## THE EXERCISE
Locate every line in the records below that holds the word "JSON" and return each one.

## MATERIAL SHOWN
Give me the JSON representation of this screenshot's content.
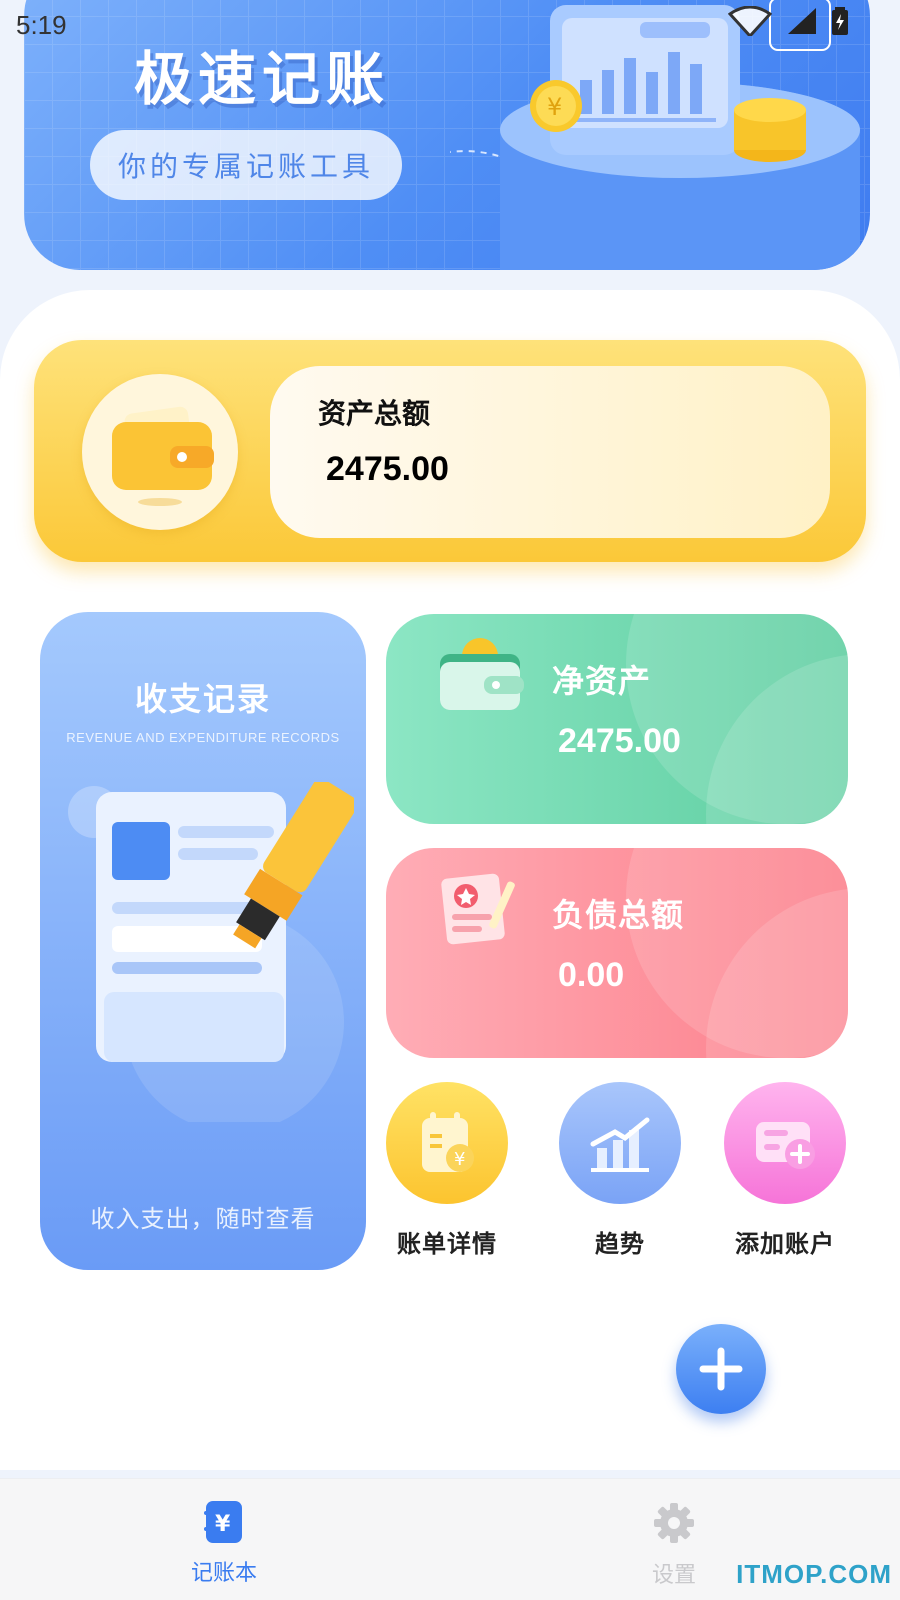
{
  "status_bar": {
    "time": "5:19"
  },
  "banner": {
    "title": "极速记账",
    "subtitle_pill": "你的专属记账工具"
  },
  "asset_card": {
    "label": "资产总额",
    "value": "2475.00"
  },
  "records_card": {
    "title": "收支记录",
    "subtitle": "REVENUE AND EXPENDITURE RECORDS",
    "caption": "收入支出，随时查看"
  },
  "net_asset_card": {
    "label": "净资产",
    "value": "2475.00"
  },
  "debt_card": {
    "label": "负债总额",
    "value": "0.00"
  },
  "quick_actions": [
    {
      "label": "账单详情",
      "icon": "bill-calendar-icon"
    },
    {
      "label": "趋势",
      "icon": "trend-chart-icon"
    },
    {
      "label": "添加账户",
      "icon": "add-card-icon"
    }
  ],
  "bottom_nav": {
    "items": [
      {
        "label": "记账本",
        "icon": "ledger-icon",
        "active": true
      },
      {
        "label": "设置",
        "icon": "gear-icon",
        "active": false
      }
    ]
  },
  "watermark": "ITMOP.COM",
  "colors": {
    "primary_blue": "#4f8ef5",
    "asset_yellow": "#fbc838",
    "net_green": "#5ccd9f",
    "debt_red": "#fc7d89",
    "nav_active": "#3a7cf0",
    "nav_inactive": "#c9c9cc"
  }
}
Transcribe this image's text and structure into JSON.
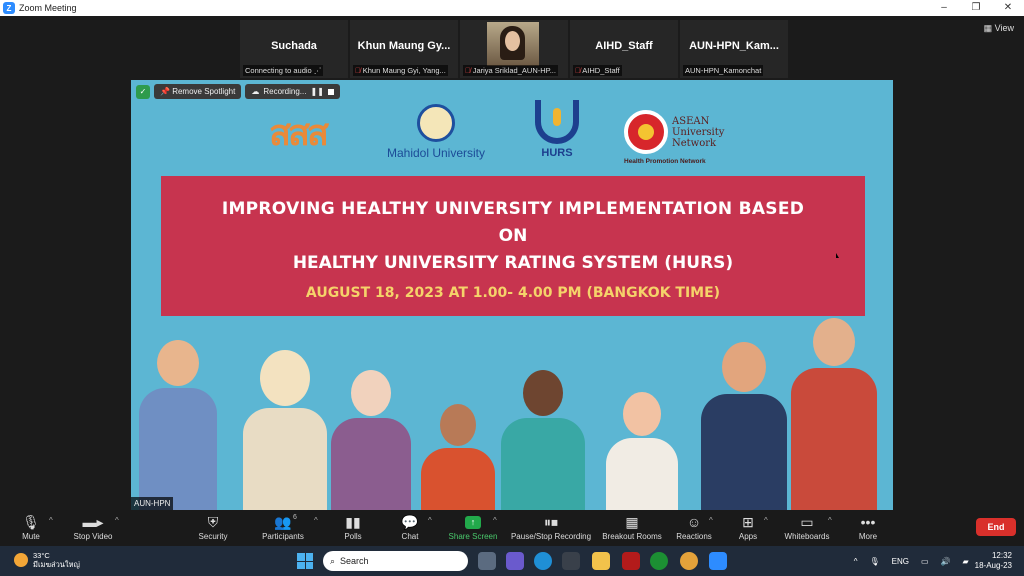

## FINISHED TASK
Give me the JSON representation of this screenshot's content.
Transcribe this image's text and structure into JSON.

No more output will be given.